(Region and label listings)
┄┄┄┄┄┄

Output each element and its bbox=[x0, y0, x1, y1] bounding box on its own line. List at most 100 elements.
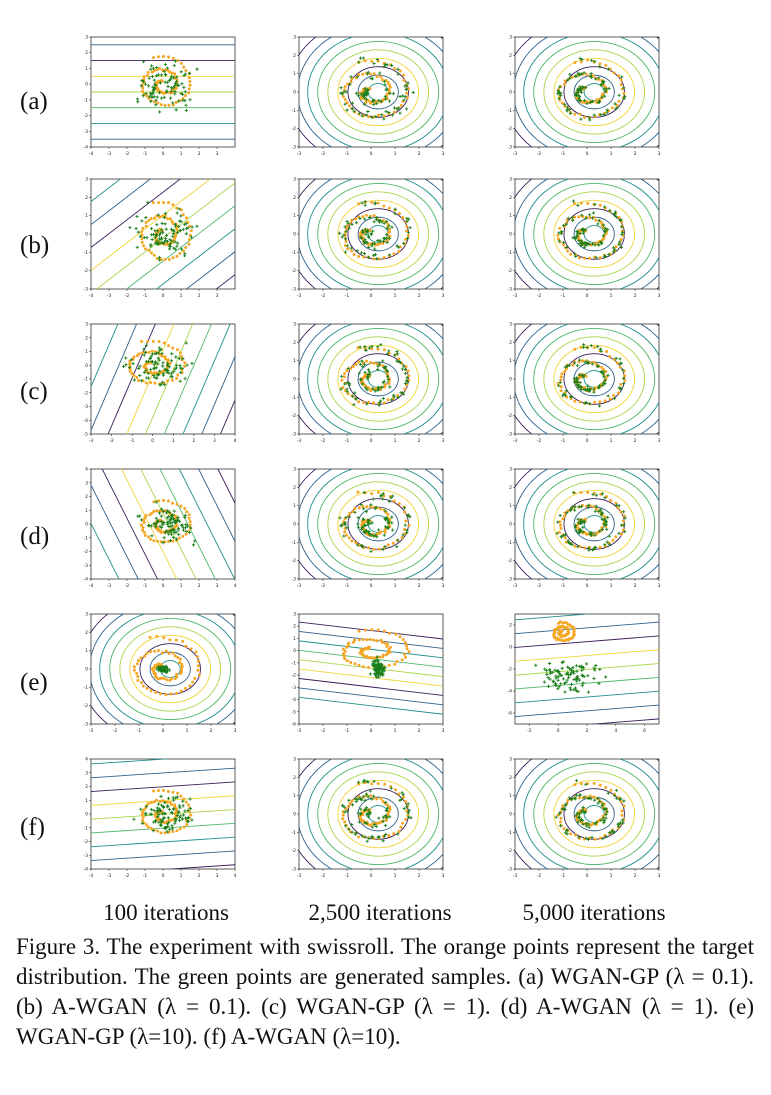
generated-point bbox=[585, 102, 589, 106]
x-tick-label: 0 bbox=[586, 293, 589, 299]
x-tick-label: 2 bbox=[634, 873, 637, 879]
target-point bbox=[406, 233, 410, 237]
target-point bbox=[379, 638, 383, 642]
target-point bbox=[617, 99, 621, 103]
x-tick-label: 1 bbox=[610, 873, 613, 879]
generated-point bbox=[564, 222, 568, 226]
target-point bbox=[153, 381, 157, 385]
target-point bbox=[165, 678, 169, 682]
target-point bbox=[171, 346, 175, 350]
generated-point bbox=[575, 232, 579, 236]
target-point bbox=[173, 803, 177, 807]
target-point bbox=[156, 55, 160, 59]
target-point bbox=[367, 115, 371, 119]
generated-point bbox=[581, 85, 585, 89]
generated-point bbox=[594, 493, 598, 497]
target-point bbox=[397, 249, 401, 253]
generated-point bbox=[366, 70, 370, 74]
generated-point bbox=[157, 233, 162, 237]
target-point bbox=[166, 499, 170, 503]
generated-point bbox=[405, 805, 409, 809]
generated-point bbox=[564, 389, 568, 393]
generated-point bbox=[361, 230, 365, 235]
generated-point bbox=[347, 798, 351, 802]
target-point bbox=[145, 651, 149, 655]
contour-line bbox=[91, 324, 138, 432]
generated-point bbox=[586, 361, 590, 365]
generated-point bbox=[591, 548, 595, 552]
generated-point bbox=[617, 504, 621, 508]
generated-point bbox=[382, 80, 386, 84]
generated-point bbox=[606, 515, 610, 520]
generated-point bbox=[581, 227, 585, 231]
x-tick-label: 1 bbox=[394, 583, 397, 589]
y-tick-label: -3 bbox=[84, 129, 89, 135]
target-point bbox=[563, 536, 567, 540]
y-tick-label: -3 bbox=[508, 287, 513, 293]
target-point bbox=[170, 378, 174, 382]
y-tick-label: -1 bbox=[508, 250, 513, 256]
generated-point bbox=[373, 389, 377, 393]
x-tick-label: -2 bbox=[321, 151, 326, 157]
generated-point bbox=[580, 668, 584, 672]
generated-point bbox=[587, 503, 591, 507]
target-point bbox=[149, 537, 153, 541]
generated-point bbox=[360, 526, 364, 530]
generated-point bbox=[178, 363, 182, 368]
target-point bbox=[365, 359, 369, 363]
generated-point bbox=[589, 344, 593, 348]
target-point bbox=[612, 71, 616, 75]
target-point bbox=[370, 628, 374, 632]
target-point bbox=[404, 655, 408, 659]
generated-point bbox=[150, 95, 154, 100]
generated-point bbox=[582, 98, 586, 102]
x-tick-label: -1 bbox=[561, 873, 566, 879]
target-point bbox=[183, 364, 187, 368]
generated-point bbox=[373, 533, 377, 537]
generated-point bbox=[605, 810, 609, 814]
generated-point bbox=[159, 823, 163, 827]
generated-point bbox=[178, 219, 182, 223]
target-point bbox=[174, 638, 178, 642]
generated-point bbox=[166, 84, 170, 89]
generated-point bbox=[359, 378, 363, 382]
generated-point bbox=[359, 235, 363, 239]
generated-point bbox=[382, 221, 386, 225]
generated-point bbox=[344, 515, 348, 520]
generated-point bbox=[591, 216, 595, 220]
generated-point bbox=[363, 345, 367, 349]
target-point bbox=[363, 628, 367, 632]
generated-point bbox=[374, 824, 378, 829]
generated-point bbox=[146, 84, 151, 88]
generated-point bbox=[556, 678, 560, 682]
target-point bbox=[154, 690, 158, 694]
generated-point bbox=[605, 540, 609, 544]
generated-point bbox=[170, 827, 175, 831]
y-tick-label: 1 bbox=[293, 503, 296, 509]
generated-point bbox=[407, 217, 411, 221]
generated-point bbox=[576, 517, 580, 521]
generated-point bbox=[149, 244, 153, 248]
contour-line bbox=[198, 469, 235, 543]
generated-point bbox=[592, 676, 596, 681]
generated-point bbox=[356, 797, 360, 802]
target-point bbox=[407, 374, 411, 378]
y-tick-label: -4 bbox=[84, 418, 89, 424]
generated-point bbox=[556, 92, 560, 96]
generated-point bbox=[147, 376, 151, 380]
generated-point bbox=[179, 370, 183, 375]
generated-point bbox=[367, 235, 371, 239]
y-tick-label: -3 bbox=[84, 853, 89, 859]
generated-point bbox=[350, 830, 354, 834]
generated-point bbox=[174, 817, 178, 821]
generated-point bbox=[144, 813, 148, 817]
generated-point bbox=[384, 88, 388, 92]
generated-point bbox=[142, 347, 146, 351]
target-point bbox=[370, 492, 374, 496]
generated-point bbox=[366, 808, 370, 812]
generated-point bbox=[156, 373, 160, 377]
generated-point bbox=[613, 102, 617, 106]
target-point bbox=[372, 257, 376, 261]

┄┄┄┄┄┄

→ WHAT IS REQUIRED:
Update the entries by replacing each "target-point" with "reference-point" and leaving everything else unchanged. Omit the pictures from your answer.

→ SOLUTION:
Output each element and its bbox=[x0, y0, x1, y1] bounding box on its own line. List at most 100 elements.
generated-point bbox=[585, 102, 589, 106]
x-tick-label: 0 bbox=[586, 293, 589, 299]
x-tick-label: 2 bbox=[634, 873, 637, 879]
reference-point bbox=[406, 233, 410, 237]
reference-point bbox=[379, 638, 383, 642]
reference-point bbox=[617, 99, 621, 103]
x-tick-label: 1 bbox=[610, 873, 613, 879]
generated-point bbox=[564, 222, 568, 226]
reference-point bbox=[153, 381, 157, 385]
reference-point bbox=[165, 678, 169, 682]
reference-point bbox=[171, 346, 175, 350]
generated-point bbox=[575, 232, 579, 236]
reference-point bbox=[173, 803, 177, 807]
reference-point bbox=[156, 55, 160, 59]
reference-point bbox=[367, 115, 371, 119]
generated-point bbox=[581, 85, 585, 89]
generated-point bbox=[594, 493, 598, 497]
reference-point bbox=[397, 249, 401, 253]
generated-point bbox=[366, 70, 370, 74]
generated-point bbox=[157, 233, 162, 237]
reference-point bbox=[166, 499, 170, 503]
generated-point bbox=[405, 805, 409, 809]
generated-point bbox=[564, 389, 568, 393]
generated-point bbox=[361, 230, 365, 235]
generated-point bbox=[347, 798, 351, 802]
reference-point bbox=[145, 651, 149, 655]
contour-line bbox=[91, 324, 138, 432]
generated-point bbox=[586, 361, 590, 365]
generated-point bbox=[591, 548, 595, 552]
generated-point bbox=[617, 504, 621, 508]
generated-point bbox=[382, 80, 386, 84]
generated-point bbox=[606, 515, 610, 520]
generated-point bbox=[581, 227, 585, 231]
x-tick-label: 1 bbox=[394, 583, 397, 589]
y-tick-label: -3 bbox=[84, 129, 89, 135]
reference-point bbox=[563, 536, 567, 540]
y-tick-label: -3 bbox=[508, 287, 513, 293]
reference-point bbox=[170, 378, 174, 382]
y-tick-label: -1 bbox=[508, 250, 513, 256]
generated-point bbox=[373, 389, 377, 393]
x-tick-label: -2 bbox=[321, 151, 326, 157]
generated-point bbox=[580, 668, 584, 672]
generated-point bbox=[587, 503, 591, 507]
reference-point bbox=[149, 537, 153, 541]
generated-point bbox=[360, 526, 364, 530]
generated-point bbox=[178, 363, 182, 368]
reference-point bbox=[365, 359, 369, 363]
generated-point bbox=[589, 344, 593, 348]
reference-point bbox=[612, 71, 616, 75]
reference-point bbox=[370, 628, 374, 632]
reference-point bbox=[404, 655, 408, 659]
generated-point bbox=[150, 95, 154, 100]
generated-point bbox=[582, 98, 586, 102]
x-tick-label: -1 bbox=[561, 873, 566, 879]
reference-point bbox=[183, 364, 187, 368]
generated-point bbox=[373, 533, 377, 537]
generated-point bbox=[605, 810, 609, 814]
generated-point bbox=[159, 823, 163, 827]
generated-point bbox=[178, 219, 182, 223]
reference-point bbox=[174, 638, 178, 642]
generated-point bbox=[166, 84, 170, 89]
generated-point bbox=[359, 378, 363, 382]
generated-point bbox=[359, 235, 363, 239]
generated-point bbox=[382, 221, 386, 225]
generated-point bbox=[344, 515, 348, 520]
generated-point bbox=[591, 216, 595, 220]
generated-point bbox=[363, 345, 367, 349]
reference-point bbox=[363, 628, 367, 632]
generated-point bbox=[374, 824, 378, 829]
generated-point bbox=[146, 84, 151, 88]
generated-point bbox=[556, 678, 560, 682]
reference-point bbox=[154, 690, 158, 694]
generated-point bbox=[605, 540, 609, 544]
generated-point bbox=[170, 827, 175, 831]
y-tick-label: 1 bbox=[293, 503, 296, 509]
generated-point bbox=[407, 217, 411, 221]
generated-point bbox=[576, 517, 580, 521]
generated-point bbox=[149, 244, 153, 248]
contour-line bbox=[198, 469, 235, 543]
generated-point bbox=[592, 676, 596, 681]
generated-point bbox=[356, 797, 360, 802]
reference-point bbox=[407, 374, 411, 378]
y-tick-label: -4 bbox=[84, 418, 89, 424]
generated-point bbox=[556, 92, 560, 96]
generated-point bbox=[147, 376, 151, 380]
generated-point bbox=[179, 370, 183, 375]
generated-point bbox=[367, 235, 371, 239]
y-tick-label: -3 bbox=[84, 853, 89, 859]
generated-point bbox=[350, 830, 354, 834]
generated-point bbox=[174, 817, 178, 821]
generated-point bbox=[144, 813, 148, 817]
generated-point bbox=[384, 88, 388, 92]
generated-point bbox=[142, 347, 146, 351]
reference-point bbox=[370, 492, 374, 496]
generated-point bbox=[366, 808, 370, 812]
generated-point bbox=[156, 373, 160, 377]
generated-point bbox=[613, 102, 617, 106]
reference-point bbox=[372, 257, 376, 261]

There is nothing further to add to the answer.